Prompt: Each line in the entries below that holds the string "Contract" is to be listed.

Material:
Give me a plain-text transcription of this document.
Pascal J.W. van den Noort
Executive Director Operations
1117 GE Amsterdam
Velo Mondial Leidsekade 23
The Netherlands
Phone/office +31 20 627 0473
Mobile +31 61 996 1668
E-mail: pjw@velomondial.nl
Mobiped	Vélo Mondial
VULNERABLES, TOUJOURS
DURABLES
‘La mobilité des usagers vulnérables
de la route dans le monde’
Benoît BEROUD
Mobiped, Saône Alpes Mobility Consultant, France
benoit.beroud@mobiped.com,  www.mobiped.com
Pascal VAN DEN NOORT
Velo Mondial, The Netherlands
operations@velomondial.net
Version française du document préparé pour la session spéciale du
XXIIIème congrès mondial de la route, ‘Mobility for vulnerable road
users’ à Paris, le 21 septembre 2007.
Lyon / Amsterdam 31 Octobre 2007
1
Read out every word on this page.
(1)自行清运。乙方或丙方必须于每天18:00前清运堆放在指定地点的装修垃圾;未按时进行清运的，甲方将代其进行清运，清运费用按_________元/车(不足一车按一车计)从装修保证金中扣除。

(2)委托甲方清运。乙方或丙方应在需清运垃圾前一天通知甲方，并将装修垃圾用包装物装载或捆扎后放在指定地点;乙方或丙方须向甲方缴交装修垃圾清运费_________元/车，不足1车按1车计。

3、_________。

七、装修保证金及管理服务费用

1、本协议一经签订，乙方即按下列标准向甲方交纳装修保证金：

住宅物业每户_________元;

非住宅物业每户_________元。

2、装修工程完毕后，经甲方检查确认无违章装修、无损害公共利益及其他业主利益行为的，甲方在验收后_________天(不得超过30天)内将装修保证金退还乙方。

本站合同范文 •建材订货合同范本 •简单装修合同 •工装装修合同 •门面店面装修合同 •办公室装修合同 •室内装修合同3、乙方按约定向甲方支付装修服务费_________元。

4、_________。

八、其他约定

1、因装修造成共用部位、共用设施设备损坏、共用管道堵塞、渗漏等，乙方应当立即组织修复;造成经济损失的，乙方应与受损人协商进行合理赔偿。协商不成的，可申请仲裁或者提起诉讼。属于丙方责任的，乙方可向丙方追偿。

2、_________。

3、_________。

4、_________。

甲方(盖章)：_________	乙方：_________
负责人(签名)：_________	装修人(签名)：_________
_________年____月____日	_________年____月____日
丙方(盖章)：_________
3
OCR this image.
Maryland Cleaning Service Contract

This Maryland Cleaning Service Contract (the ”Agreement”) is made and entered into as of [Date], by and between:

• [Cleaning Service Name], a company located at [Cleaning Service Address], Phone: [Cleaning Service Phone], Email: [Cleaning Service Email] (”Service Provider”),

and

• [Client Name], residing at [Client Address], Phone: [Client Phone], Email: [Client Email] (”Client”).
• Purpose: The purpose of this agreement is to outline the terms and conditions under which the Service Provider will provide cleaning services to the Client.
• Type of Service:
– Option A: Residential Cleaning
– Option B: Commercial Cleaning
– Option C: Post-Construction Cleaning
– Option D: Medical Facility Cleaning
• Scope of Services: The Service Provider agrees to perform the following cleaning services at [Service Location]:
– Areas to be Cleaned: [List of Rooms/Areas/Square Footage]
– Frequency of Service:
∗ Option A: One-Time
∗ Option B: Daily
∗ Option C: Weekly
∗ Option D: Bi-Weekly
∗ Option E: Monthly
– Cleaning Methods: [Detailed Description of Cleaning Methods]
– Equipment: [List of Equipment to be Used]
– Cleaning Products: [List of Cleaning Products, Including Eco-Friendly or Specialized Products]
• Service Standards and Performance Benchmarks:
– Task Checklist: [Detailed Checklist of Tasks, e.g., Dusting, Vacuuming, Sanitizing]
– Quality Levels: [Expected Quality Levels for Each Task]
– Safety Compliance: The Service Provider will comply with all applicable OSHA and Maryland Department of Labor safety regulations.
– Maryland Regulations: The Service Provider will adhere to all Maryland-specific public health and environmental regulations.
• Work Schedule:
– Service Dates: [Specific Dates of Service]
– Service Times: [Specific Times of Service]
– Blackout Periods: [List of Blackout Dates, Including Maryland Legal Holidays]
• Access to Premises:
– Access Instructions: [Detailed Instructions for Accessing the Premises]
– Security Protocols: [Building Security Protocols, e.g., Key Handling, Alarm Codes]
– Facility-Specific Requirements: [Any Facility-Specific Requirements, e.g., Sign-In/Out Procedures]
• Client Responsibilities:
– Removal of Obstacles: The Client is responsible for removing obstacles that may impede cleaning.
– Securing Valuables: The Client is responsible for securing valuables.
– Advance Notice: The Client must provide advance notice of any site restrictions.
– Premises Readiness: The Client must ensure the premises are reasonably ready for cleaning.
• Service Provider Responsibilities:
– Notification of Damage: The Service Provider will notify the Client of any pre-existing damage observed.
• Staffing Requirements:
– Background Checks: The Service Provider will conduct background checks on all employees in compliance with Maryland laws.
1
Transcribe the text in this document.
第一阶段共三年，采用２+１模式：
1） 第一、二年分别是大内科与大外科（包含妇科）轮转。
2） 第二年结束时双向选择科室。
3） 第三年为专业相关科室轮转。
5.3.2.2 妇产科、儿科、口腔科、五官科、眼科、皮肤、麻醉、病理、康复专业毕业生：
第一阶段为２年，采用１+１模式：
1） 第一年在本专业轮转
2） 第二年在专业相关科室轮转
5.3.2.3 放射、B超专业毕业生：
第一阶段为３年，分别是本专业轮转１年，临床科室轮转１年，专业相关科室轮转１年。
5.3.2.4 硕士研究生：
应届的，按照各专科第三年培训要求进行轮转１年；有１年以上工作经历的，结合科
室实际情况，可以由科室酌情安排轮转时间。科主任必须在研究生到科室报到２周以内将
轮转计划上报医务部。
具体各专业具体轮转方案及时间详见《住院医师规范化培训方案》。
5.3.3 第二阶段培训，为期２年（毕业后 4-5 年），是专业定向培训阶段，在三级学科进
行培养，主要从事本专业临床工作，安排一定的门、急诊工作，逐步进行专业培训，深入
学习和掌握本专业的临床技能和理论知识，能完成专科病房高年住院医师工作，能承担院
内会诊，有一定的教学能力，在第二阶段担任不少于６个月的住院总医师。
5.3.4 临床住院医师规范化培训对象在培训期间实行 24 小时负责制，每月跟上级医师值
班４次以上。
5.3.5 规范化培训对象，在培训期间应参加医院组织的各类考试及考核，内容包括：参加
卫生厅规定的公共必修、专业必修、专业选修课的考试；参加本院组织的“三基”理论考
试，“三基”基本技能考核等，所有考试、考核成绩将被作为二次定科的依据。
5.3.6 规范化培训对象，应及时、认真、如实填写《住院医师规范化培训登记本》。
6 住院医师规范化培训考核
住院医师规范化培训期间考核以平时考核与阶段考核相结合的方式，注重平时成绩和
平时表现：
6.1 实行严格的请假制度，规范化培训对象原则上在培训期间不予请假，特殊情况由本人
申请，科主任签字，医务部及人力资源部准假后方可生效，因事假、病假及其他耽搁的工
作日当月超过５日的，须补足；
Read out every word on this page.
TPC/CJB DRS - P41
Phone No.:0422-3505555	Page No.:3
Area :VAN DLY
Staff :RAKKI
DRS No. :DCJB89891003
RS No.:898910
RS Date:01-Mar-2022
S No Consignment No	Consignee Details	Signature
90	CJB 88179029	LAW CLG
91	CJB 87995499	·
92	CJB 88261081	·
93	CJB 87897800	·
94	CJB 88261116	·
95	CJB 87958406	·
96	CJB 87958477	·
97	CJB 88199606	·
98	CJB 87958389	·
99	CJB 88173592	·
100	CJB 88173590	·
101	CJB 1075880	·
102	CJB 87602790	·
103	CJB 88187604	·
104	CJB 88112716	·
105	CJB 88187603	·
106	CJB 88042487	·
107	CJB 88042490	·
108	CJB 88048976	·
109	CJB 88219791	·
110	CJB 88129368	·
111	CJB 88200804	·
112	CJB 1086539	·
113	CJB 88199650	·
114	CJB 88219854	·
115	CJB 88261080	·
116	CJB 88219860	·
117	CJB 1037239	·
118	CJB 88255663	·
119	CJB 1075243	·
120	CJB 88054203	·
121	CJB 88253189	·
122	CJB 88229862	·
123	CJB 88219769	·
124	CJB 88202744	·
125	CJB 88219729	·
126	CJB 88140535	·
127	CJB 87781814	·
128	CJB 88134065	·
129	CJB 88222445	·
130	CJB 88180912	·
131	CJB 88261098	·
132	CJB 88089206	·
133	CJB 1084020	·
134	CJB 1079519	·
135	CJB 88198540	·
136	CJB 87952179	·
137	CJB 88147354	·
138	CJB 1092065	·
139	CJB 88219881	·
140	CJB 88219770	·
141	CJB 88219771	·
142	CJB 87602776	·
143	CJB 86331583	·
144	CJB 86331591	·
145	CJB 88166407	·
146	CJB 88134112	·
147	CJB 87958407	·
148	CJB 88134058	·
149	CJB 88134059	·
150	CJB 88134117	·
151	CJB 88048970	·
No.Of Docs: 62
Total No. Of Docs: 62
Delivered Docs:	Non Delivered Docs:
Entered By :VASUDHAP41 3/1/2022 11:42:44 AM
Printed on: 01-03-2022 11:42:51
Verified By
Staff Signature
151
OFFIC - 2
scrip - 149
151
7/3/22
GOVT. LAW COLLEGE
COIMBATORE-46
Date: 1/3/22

Written solution:
Maryland Cleaning Service Contract
This Maryland Cleaning Service Contract (the ”Agreement”) is made and entered into as of [Date], by and between:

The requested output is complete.